▸ Exercise task: Collect all lines from the records below that include the word "last".

▸ Data records:

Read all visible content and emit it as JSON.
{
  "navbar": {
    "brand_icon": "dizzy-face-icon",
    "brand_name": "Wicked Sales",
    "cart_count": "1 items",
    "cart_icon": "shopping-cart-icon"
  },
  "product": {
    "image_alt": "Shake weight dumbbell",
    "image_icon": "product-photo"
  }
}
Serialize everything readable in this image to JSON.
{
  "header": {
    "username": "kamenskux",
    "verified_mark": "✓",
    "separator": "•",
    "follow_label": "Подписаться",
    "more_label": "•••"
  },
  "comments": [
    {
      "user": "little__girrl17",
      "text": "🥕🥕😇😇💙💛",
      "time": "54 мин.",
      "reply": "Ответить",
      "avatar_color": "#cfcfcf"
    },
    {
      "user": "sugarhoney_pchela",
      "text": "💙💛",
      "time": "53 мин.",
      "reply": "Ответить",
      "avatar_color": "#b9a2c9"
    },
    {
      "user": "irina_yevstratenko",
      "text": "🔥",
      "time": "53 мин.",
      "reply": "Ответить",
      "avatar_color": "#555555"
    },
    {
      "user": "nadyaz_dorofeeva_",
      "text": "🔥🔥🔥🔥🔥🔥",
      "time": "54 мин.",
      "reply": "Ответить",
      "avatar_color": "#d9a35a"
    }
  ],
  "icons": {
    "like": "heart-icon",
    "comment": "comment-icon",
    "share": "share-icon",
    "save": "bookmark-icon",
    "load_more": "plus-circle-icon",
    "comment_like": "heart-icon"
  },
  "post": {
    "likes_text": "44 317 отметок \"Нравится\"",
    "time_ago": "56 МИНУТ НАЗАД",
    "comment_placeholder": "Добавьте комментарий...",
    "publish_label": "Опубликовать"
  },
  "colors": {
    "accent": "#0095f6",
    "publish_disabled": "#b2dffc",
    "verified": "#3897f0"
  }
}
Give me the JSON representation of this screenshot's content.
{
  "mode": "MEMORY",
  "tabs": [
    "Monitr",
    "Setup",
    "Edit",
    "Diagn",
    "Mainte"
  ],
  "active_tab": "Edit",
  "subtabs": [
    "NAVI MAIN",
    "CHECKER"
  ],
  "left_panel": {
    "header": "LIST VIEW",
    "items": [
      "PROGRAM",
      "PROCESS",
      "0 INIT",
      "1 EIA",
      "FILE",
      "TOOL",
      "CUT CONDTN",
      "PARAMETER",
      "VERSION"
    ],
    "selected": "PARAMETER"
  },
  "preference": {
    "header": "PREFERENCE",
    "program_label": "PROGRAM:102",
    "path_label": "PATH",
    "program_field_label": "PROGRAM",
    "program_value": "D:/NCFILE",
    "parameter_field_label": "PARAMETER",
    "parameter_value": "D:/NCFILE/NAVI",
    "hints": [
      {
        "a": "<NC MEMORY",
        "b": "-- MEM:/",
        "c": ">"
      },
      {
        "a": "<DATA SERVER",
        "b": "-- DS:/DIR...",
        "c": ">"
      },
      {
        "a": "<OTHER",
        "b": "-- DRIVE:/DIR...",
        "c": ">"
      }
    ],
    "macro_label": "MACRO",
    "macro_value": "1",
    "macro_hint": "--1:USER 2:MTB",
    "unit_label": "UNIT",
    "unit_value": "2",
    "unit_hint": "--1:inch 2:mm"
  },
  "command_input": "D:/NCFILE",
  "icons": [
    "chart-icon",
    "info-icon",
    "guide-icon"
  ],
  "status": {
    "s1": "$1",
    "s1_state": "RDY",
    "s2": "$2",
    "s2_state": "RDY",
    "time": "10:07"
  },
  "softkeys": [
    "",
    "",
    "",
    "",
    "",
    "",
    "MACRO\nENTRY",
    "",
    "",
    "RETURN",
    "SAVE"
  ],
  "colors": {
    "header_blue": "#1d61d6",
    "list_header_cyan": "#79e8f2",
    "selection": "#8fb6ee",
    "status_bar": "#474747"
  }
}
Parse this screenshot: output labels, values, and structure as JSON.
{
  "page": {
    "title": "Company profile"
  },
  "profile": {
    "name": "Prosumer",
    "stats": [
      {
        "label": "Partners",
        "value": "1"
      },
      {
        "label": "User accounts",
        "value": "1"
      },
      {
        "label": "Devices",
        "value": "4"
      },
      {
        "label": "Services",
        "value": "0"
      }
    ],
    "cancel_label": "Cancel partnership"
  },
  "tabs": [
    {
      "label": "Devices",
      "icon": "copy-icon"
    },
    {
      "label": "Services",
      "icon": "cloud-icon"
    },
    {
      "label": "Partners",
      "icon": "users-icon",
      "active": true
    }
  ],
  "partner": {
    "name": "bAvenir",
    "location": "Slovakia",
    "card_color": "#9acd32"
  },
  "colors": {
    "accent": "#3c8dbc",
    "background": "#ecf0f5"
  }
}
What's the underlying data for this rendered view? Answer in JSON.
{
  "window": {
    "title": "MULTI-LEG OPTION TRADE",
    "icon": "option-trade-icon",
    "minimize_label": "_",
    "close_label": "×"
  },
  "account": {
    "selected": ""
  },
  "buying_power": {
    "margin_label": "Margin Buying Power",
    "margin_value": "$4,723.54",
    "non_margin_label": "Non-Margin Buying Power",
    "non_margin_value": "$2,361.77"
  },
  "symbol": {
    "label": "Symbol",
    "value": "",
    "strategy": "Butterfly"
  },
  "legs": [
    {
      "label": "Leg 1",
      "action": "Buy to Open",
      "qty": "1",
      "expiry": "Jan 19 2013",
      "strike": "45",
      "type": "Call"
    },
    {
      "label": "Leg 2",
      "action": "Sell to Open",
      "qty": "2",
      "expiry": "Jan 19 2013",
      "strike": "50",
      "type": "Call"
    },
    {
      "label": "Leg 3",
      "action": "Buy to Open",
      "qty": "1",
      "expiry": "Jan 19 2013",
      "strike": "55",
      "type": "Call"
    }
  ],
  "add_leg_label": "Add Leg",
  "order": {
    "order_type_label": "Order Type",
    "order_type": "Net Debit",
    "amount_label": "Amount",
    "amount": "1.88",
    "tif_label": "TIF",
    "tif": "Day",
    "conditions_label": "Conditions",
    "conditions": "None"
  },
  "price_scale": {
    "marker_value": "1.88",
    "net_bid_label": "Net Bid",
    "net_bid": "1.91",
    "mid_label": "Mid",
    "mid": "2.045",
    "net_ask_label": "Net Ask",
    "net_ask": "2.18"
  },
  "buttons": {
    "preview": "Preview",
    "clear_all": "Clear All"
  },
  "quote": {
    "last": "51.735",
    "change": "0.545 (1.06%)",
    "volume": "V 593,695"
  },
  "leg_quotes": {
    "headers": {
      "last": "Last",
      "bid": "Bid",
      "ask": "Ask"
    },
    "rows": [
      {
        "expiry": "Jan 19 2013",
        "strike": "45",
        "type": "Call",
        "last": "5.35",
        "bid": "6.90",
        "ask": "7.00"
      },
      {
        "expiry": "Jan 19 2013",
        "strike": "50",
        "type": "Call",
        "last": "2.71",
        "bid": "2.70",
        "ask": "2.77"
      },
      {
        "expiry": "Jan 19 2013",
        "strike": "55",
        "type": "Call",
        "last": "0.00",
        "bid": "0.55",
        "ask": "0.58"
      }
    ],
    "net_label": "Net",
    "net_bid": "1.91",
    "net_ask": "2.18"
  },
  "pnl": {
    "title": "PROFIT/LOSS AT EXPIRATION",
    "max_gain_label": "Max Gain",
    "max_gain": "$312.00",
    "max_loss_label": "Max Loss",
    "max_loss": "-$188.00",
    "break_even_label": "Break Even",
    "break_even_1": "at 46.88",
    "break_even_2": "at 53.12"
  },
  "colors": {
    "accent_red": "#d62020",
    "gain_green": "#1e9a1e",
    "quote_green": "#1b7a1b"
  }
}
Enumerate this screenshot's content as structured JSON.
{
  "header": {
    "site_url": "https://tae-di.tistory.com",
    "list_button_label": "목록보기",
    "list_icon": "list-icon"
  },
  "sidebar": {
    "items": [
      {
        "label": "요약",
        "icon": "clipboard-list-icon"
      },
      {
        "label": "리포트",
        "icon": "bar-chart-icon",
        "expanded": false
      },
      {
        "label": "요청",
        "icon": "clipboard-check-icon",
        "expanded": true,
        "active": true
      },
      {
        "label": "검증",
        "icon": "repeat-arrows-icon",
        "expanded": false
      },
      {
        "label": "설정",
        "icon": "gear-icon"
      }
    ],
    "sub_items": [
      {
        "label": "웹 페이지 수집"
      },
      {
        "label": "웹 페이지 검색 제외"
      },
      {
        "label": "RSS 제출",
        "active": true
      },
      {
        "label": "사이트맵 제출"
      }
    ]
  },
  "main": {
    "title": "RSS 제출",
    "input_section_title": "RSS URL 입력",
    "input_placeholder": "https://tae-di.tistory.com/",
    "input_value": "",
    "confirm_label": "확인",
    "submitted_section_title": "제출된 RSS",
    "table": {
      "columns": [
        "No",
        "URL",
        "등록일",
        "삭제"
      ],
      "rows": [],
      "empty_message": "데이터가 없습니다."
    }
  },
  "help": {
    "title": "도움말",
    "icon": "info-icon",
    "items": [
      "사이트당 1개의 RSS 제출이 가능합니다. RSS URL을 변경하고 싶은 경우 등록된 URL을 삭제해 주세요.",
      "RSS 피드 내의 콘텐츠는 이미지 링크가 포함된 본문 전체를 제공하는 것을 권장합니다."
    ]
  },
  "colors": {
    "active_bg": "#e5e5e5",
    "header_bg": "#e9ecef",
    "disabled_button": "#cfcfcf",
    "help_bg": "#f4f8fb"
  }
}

▸ Final result:
    "last": "51.735",
      "last": "Last",
        "last": "5.35",
        "last": "2.71",
        "last": "0.00",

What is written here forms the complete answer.